*SET EXERCISE*: Set down the material below in full, matching it exactly.
>> START DATASET EXTRACT
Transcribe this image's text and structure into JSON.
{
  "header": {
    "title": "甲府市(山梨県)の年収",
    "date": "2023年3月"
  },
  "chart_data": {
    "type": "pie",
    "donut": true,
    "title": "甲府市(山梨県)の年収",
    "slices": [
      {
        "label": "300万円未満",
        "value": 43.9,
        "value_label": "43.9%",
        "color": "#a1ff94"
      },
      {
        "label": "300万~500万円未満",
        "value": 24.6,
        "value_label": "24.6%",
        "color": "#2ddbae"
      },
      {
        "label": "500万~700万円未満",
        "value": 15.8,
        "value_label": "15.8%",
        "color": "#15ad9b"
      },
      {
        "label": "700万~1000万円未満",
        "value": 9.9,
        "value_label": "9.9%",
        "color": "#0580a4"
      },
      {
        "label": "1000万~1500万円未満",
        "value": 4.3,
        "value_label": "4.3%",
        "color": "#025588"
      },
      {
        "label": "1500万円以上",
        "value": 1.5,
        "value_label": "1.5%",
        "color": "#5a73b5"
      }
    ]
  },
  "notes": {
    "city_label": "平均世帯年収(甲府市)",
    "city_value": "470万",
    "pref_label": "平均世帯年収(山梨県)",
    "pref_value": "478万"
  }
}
>> END DATASET EXTRACT
*ANSWER FOR THIS EXERCISE*:
Transcribe this image's text and structure into JSON.
{
  "header": {
    "title": "甲府市(山梨県)の年収",
    "date": "2023年3月"
  },
  "chart_data": {
    "type": "pie",
    "donut": true,
    "title": "甲府市(山梨県)の年収",
    "slices": [
      {
        "label": "300万円未満",
        "value": 43.9,
        "value_label": "43.9%",
        "color": "#a1ff94"
      },
      {
        "label": "300万~500万円未満",
        "value": 24.6,
        "value_label": "24.6%",
        "color": "#2ddbae"
      },
      {
        "label": "500万~700万円未満",
        "value": 15.8,
        "value_label": "15.8%",
        "color": "#15ad9b"
      },
      {
        "label": "700万~1000万円未満",
        "value": 9.9,
        "value_label": "9.9%",
        "color": "#0580a4"
      },
      {
        "label": "1000万~1500万円未満",
        "value": 4.3,
        "value_label": "4.3%",
        "color": "#025588"
      },
      {
        "label": "1500万円以上",
        "value": 1.5,
        "value_label": "1.5%",
        "color": "#5a73b5"
      }
    ]
  },
  "notes": {
    "city_label": "平均世帯年収(甲府市)",
    "city_value": "470万",
    "pref_label": "平均世帯年収(山梨県)",
    "pref_value": "478万"
  }
}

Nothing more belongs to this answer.